Exercise text
Verified vegan ramen in Tokyo

1. T's Tantan — Tokyo Station (100% vegan)

The easiest and most reliable vegan ramen in Tokyo. T's Tantan(T's たんたん) is inside Tokyo Station's Keiyo Street passageway — the whole menu is plant-based, so there's nothing to verify and no dashi trap to navigate. Their signature black-sesame tantanmen is serious ramen in its own right, not a compromise bowl. Open from breakfast until late, and because it's inside the ticket gates, it's a natural meal stop between shinkansen transfers.

There are additional T's Tantan branches at Ueno Station and Narita Airport — same menu, same verified-vegan kitchen.

2. Afuri — Roppongi (vegan menu option)

Afurioffers a dedicated vegan yuzu-shio ramen at multiple Tokyo locations — the broth is completely re-built from vegetable stock and yuzu citrus, not simply the regular broth with toppings swapped. The kitchen is trained to handle the distinction, and the menu makes it explicit. This is the closest you'll get to the "aspirational Tokyo ramen" experience (elegant, citrus-forward shio) while eating plant-based.

Confirm with the staff that you want the vegan yuzu-shio (ヴィーガン 柚子塩), not the regular yuzu-shio. Afuri's touch-panel menu has a vegan toggle at several of its Tokyo locations.

Shops that are sometimes suitable (verify on-site)

Several Tokyo specialists run vegan or vegetarian options alongside their regular menu. These require in-person confirmation because recipes change:

  • Soranoiro (ソラノイロ) — Kojimachi specialist that offers a Vegan Soba and a vegetable-based ramen. Menu wording varies by season.
  • Kyushu Jangara (九州じゃんがら) — Akihabara / Harajuku tonkotsu chain with a documented vegan menu option. Confirm which branch; not all carry it.
  • Ippudo (一風堂) — The major chain has tested vegan tonkotsu in some locations but availability is inconsistent. Ask before ordering.

For any of these, use the phrases below to verify before you commit.

Dataset entries

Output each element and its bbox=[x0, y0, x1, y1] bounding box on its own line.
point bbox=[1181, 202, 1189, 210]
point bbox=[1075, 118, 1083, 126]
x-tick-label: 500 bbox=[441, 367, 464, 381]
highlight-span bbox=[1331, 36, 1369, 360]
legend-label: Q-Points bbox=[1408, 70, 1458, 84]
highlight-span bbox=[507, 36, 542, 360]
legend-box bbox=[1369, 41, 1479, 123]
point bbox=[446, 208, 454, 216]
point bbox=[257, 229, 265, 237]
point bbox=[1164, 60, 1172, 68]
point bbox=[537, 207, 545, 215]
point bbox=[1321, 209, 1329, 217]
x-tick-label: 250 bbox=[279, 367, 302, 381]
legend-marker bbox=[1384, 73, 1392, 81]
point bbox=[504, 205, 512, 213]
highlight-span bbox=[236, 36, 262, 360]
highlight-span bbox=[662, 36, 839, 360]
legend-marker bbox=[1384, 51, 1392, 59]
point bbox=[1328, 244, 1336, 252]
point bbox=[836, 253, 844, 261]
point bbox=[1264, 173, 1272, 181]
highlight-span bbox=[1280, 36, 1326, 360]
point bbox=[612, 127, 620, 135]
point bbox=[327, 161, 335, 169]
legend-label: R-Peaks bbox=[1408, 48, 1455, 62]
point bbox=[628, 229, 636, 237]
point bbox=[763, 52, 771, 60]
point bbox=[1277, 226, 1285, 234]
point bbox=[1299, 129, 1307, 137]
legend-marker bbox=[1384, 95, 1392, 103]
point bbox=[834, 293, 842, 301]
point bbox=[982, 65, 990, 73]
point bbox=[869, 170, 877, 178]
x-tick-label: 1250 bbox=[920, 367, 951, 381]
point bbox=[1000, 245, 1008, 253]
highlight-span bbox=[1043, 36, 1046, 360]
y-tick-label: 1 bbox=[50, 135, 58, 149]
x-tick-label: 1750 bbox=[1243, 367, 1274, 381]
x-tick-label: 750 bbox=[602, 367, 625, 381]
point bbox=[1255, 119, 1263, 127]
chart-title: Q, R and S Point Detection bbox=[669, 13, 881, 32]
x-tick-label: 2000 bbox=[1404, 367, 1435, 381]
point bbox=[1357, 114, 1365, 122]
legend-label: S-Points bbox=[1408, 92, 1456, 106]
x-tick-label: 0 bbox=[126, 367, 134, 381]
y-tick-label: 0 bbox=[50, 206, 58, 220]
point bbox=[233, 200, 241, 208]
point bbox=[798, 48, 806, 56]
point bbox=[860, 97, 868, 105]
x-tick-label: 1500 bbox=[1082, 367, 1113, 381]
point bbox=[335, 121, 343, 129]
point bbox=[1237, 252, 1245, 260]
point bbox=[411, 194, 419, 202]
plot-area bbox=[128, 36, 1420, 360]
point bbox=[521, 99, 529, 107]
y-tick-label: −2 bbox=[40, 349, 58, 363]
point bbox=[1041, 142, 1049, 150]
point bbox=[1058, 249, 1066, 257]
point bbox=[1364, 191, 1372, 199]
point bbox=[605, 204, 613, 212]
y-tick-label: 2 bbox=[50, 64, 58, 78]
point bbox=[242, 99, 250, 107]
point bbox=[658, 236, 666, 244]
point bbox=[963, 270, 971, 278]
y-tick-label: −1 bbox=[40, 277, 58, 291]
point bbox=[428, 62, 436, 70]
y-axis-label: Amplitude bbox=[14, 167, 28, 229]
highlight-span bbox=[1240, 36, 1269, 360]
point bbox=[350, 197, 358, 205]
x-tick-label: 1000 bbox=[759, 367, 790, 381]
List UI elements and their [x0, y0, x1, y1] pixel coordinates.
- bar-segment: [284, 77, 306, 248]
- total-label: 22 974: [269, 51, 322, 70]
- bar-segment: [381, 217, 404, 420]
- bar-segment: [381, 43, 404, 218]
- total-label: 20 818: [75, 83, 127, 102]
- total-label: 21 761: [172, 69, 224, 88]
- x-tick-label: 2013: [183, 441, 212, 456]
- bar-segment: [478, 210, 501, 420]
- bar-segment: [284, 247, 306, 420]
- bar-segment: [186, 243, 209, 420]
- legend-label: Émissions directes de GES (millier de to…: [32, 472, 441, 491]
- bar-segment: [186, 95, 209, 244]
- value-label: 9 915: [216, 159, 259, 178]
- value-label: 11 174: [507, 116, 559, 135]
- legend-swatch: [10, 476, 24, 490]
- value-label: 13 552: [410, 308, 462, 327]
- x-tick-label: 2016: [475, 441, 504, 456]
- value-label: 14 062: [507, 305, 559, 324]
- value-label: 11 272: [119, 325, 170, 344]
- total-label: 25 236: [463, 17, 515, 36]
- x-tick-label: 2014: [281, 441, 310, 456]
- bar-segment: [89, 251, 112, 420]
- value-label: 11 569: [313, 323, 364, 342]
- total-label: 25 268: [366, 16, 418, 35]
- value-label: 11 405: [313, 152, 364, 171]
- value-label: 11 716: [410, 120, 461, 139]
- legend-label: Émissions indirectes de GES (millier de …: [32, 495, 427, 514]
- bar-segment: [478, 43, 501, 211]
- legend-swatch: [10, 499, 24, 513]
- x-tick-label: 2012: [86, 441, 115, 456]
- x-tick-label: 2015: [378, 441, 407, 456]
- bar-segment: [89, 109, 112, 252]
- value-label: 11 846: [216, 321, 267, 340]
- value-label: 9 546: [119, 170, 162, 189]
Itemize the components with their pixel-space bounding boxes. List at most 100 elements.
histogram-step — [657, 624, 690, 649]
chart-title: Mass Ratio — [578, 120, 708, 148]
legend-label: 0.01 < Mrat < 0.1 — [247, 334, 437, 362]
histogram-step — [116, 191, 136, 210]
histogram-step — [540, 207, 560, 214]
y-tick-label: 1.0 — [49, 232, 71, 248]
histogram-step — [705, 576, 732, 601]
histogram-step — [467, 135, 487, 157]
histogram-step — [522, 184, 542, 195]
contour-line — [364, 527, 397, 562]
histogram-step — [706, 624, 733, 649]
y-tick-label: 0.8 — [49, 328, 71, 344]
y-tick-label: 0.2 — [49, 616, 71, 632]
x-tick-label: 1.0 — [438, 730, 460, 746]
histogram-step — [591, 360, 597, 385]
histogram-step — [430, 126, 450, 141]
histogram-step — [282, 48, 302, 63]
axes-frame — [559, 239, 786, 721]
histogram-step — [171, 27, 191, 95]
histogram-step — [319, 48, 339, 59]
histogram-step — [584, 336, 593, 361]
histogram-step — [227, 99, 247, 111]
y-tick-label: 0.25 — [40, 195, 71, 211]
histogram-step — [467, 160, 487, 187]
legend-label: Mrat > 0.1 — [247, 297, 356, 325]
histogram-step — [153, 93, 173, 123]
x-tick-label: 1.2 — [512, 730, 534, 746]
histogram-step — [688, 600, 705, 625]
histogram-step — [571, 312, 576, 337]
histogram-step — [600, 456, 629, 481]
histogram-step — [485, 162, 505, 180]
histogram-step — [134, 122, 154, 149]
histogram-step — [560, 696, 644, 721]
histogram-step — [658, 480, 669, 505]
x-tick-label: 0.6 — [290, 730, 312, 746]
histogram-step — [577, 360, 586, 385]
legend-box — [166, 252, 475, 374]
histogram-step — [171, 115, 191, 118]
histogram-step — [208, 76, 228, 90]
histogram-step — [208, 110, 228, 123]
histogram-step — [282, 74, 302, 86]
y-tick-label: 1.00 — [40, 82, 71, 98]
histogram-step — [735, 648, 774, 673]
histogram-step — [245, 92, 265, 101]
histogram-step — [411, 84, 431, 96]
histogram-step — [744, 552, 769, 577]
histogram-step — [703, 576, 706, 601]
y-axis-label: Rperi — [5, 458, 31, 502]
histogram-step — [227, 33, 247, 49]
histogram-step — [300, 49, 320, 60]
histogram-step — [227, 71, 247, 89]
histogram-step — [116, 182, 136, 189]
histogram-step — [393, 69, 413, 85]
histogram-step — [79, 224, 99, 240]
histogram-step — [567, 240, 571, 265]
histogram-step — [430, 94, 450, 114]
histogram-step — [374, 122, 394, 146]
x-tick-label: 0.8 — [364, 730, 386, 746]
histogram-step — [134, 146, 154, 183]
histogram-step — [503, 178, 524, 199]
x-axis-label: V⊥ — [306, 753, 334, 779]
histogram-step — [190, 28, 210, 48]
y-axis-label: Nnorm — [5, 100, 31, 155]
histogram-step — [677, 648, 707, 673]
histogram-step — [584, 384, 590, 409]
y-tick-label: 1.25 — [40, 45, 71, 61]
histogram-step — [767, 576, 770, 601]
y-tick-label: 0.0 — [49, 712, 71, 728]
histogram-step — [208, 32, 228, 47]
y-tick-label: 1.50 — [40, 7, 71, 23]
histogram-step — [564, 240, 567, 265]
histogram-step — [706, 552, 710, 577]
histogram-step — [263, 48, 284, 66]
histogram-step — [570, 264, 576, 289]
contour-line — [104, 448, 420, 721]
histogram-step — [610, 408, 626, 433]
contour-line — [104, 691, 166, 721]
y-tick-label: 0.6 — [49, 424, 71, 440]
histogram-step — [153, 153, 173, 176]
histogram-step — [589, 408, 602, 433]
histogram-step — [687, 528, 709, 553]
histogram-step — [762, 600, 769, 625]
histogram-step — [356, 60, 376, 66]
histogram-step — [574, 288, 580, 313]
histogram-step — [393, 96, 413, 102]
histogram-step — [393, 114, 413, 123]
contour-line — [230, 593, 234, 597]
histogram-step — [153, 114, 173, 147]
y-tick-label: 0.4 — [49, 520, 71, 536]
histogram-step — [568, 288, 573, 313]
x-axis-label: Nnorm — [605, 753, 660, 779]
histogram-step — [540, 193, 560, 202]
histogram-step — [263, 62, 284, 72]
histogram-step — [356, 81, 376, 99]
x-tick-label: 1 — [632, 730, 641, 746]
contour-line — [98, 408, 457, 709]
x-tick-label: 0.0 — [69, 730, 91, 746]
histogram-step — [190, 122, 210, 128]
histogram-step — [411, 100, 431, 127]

The problem
According to the vegan ramen text, where inside Tokyo Station is T's Tantan located?

Response for this exercise
It is in Tokyo Station's Keiyo Street passageway, inside the ticket gates.